Stated task: Determine which lines of the records include the word "文物出版社", and copy them.

Data to use:
>> BEGIN

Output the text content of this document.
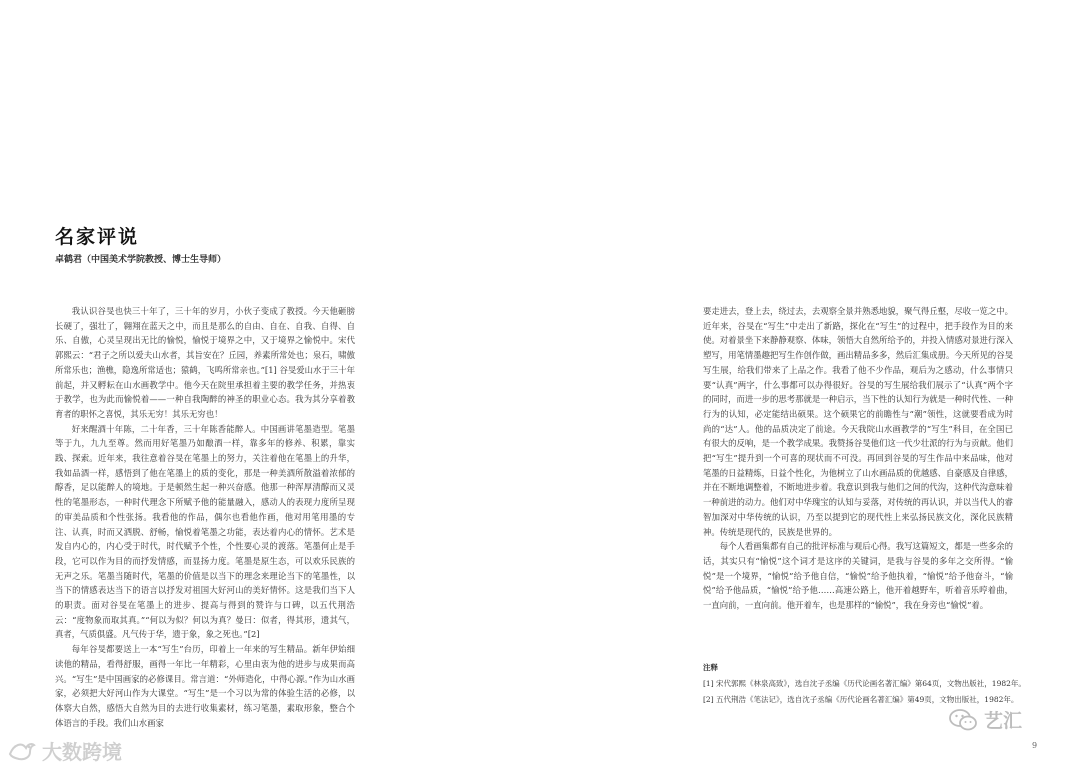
名家评说
卓鹤君（中国美术学院教授、博士生导师）

我认识谷旻也快三十年了，三十年的岁月，小伙子变成了教授。今天他砸膀长硬了，强壮了，翱翔在蓝天之中，而且是那么的自由、自在、自我、自得、自乐、自傲，心灵呈现出无比的愉悦，愉悦于境界之中，又于境界之愉悦中。宋代郭熙云：“君子之所以爱夫山水者，其旨安在？丘园，养素所常处也；泉石，啸傲所常乐也；渔樵，隐逸所常适也；猿鹤，飞鸣所常亲也。”[1] 谷旻爱山水于三十年前起，并又孵耘在山水画教学中。他今天在院里承担着主要的教学任务，并热衷于教学，也为此而愉悦着——一种自我陶醉的神圣的职业心态。我为其分享着教育者的职怀之喜悦，其乐无穷！其乐无穷也！

好来醒酒十年陈，二十年香，三十年陈香能醉人。中国画讲笔墨造型。笔墨等于九，九九至尊。然而用好笔墨乃如酿酒一样，靠多年的修养、积累，靠实践、探索。近年来，我往意着谷旻在笔墨上的努力，关注着他在笔墨上的升华，我如品酒一样，感悟到了他在笔墨上的质的变化，那是一种美酒所散溢着浓郁的醇香，足以能醉人的境地。于是顿然生起一种兴奋感。他那一种浑厚清醇而又灵性的笔墨形态，一种时代理念下所赋予他的能量融入，感动人的表现力度所呈现的审美品质和个性张扬。我看他的作品，偶尔也看他作画，他对用笔用墨的专注、认真，时而又洒脱、舒畅，愉悦着笔墨之功能，表达着内心的情怀。艺术是发自内心的，内心受于时代，时代赋予个性，个性要心灵的渡落。笔墨何止是手段，它可以作为目的而抒发情感，而显扬力度。笔墨是原生态，可以欢乐民族的无声之乐。笔墨当随时代，笔墨的价值是以当下的理念来理论当下的笔墨性，以当下的情感表达当下的语言以抒发对祖国大好河山的美好情怀。这是我们当下人的职责。面对谷旻在笔墨上的进步、提高与得到的赞许与口碑，以五代荆浩云：“度物象而取其真。”“何以为似？何以为真？曼曰：似者，得其形，遗其气，真者，气质俱盛。凡气传于华，遗于象，象之死也。”[2]

每年谷旻都要送上一本“写生”台历，印着上一年来的写生精品。新年伊始细读他的精品，看得舒服，画得一年比一年精彩，心里由衷为他的进步与成果而高兴。“写生”是中国画家的必修课目。常言道：“外师造化，中得心源。”作为山水画家，必须把大好河山作为大课堂。“写生”是一个习以为常的体验生活的必修，以体察大自然，感悟大自然为目的去进行收集素材，练习笔墨，素取形象，整合个体语言的手段。我们山水画家

大数跨境

要走进去，登上去，绕过去，去观察全景并熟悉地貌，聚气得丘壑，尽收一览之中。近年来，谷旻在“写生”中走出了新路，探化在“写生”的过程中，把手段作为目的来使。对着景坐下来静静观察、体味，领悟大自然所给予的，并投入情感对景进行深入塑写，用笔情墨趣把写生作创作做，画出精品多多，然后汇集成册。今天所见的谷旻写生展，给我们带来了上品之作。我看了他不少作品，观后为之感动，什么事情只要“认真”两字，什么事都可以办得很好。谷旻的写生展给我们展示了“认真”两个字的同时，而进一步的思考那就是一种启示，当下性的认知行为就是一种时代性、一种行为的认知，必定能结出硕果。这个硕果它的前瞻性与“潮”领性，这就要看成为时尚的“达”人。他的品质决定了前途。今天我院山水画教学的“写生”科目，在全国已有很大的反响，是一个教学成果。我赞扬谷旻他们这一代少壮派的行为与贡献。他们把“写生”提升到一个可喜的现状而不可没。再回到谷旻的写生作品中来品味，他对笔墨的日益精炼，日益个性化，为他树立了山水画品质的优越感、自豪感及自律感，并在不断地调整着，不断地进步着。我意识到我与他们之间的代沟，这种代沟意味着一种前进的动力。他们对中华瑰宝的认知与妥落，对传统的再认识，并以当代人的睿智加深对中华传统的认识，乃至以提到它的现代性上来弘扬民族文化，深化民族精神。传统是现代的，民族是世界的。

每个人看画集都有自己的批评标准与观后心得。我写这篇短文，都是一些多余的话，其实只有“愉悦”这个词才是这序的关键词，是我与谷旻的多年之交所得。“愉悦”是一个境界，“愉悦”给予他自信，“愉悦”给予他执着，“愉悦”给予他奋斗，“愉悦”给予他品质，“愉悦”给予他……高速公路上，他开着越野车，听着音乐哼着曲，一直向前，一直向前。他开着车，也是那样的“愉悦”，我在身旁也“愉悦”着。

注释
[1] 宋代郭熙《林泉高致》，选自沈子丞编《历代论画名著汇编》第64页，文物出版社，1982年。
[2] 五代荆浩《笔法记》，选自沈子丞编《历代论画名著汇编》第49页，文物出版社，1982年。
艺汇
9
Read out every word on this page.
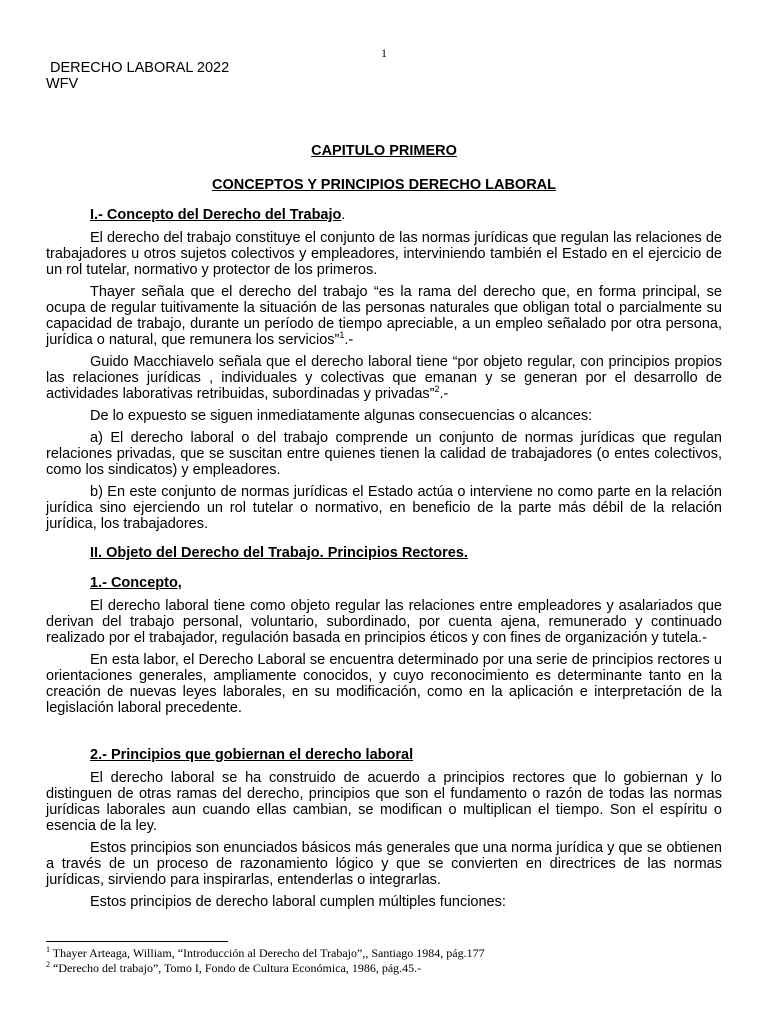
1
DERECHO LABORAL 2022
WFV
CAPITULO PRIMERO
CONCEPTOS Y PRINCIPIOS DERECHO LABORAL
I.- Concepto del Derecho del Trabajo.

El derecho del trabajo constituye el conjunto de las normas jurídicas que regulan las relaciones de trabajadores u otros sujetos colectivos y empleadores, interviniendo también el Estado en el ejercicio de un rol tutelar, normativo y protector de los primeros.

Thayer señala que el derecho del trabajo “es la rama del derecho que, en forma principal, se ocupa de regular tuitivamente la situación de las personas naturales que obligan total o parcialmente su capacidad de trabajo, durante un período de tiempo apreciable, a un empleo señalado por otra persona, jurídica o natural, que remunera los servicios”$^1$.-

Guido Macchiavelo señala que el derecho laboral tiene “por objeto regular, con principios propios las relaciones jurídicas , individuales y colectivas que emanan y se generan por el desarrollo de actividades laborativas retribuidas, subordinadas y privadas”$^2$.-

De lo expuesto se siguen inmediatamente algunas consecuencias o alcances:

a) El derecho laboral o del trabajo comprende un conjunto de normas jurídicas que regulan relaciones privadas, que se suscitan entre quienes tienen la calidad de trabajadores (o entes colectivos, como los sindicatos) y empleadores.

b) En este conjunto de normas jurídicas el Estado actúa o interviene no como parte en la relación jurídica sino ejerciendo un rol tutelar o normativo, en beneficio de la parte más débil de la relación jurídica, los trabajadores.

II. Objeto del Derecho del Trabajo. Principios Rectores.
1.- Concepto,

El derecho laboral tiene como objeto regular las relaciones entre empleadores y asalariados que derivan del trabajo personal, voluntario, subordinado, por cuenta ajena, remunerado y continuado realizado por el trabajador, regulación basada en principios éticos y con fines de organización y tutela.-

En esta labor, el Derecho Laboral se encuentra determinado por una serie de principios rectores u orientaciones generales, ampliamente conocidos, y cuyo reconocimiento es determinante tanto en la creación de nuevas leyes laborales, en su modificación, como en la aplicación e interpretación de la legislación laboral precedente.

2.- Principios que gobiernan el derecho laboral

El derecho laboral se ha construido de acuerdo a principios rectores que lo gobiernan y lo distinguen de otras ramas del derecho, principios que son el fundamento o razón de todas las normas jurídicas laborales aun cuando ellas cambian, se modifican o multiplican el tiempo. Son el espíritu o esencia de la ley.

Estos principios son enunciados básicos más generales que una norma jurídica y que se obtienen a través de un proceso de razonamiento lógico y que se convierten en directrices de las normas jurídicas, sirviendo para inspirarlas, entenderlas o integrarlas.

Estos principios de derecho laboral cumplen múltiples funciones:

$^1$ Thayer Arteaga, William, “Introducción al Derecho del Trabajo”,, Santiago 1984, pág.177
$^2$ “Derecho del trabajo”, Tomo I, Fondo de Cultura Económica, 1986, pág.45.-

>> END

Answer below:
[1] 宋代郭熙《林泉高致》，选自沈子丞编《历代论画名著汇编》第64页，文物出版社，1982年。
[2] 五代荆浩《笔法记》，选自沈子丞编《历代论画名著汇编》第49页，文物出版社，1982年。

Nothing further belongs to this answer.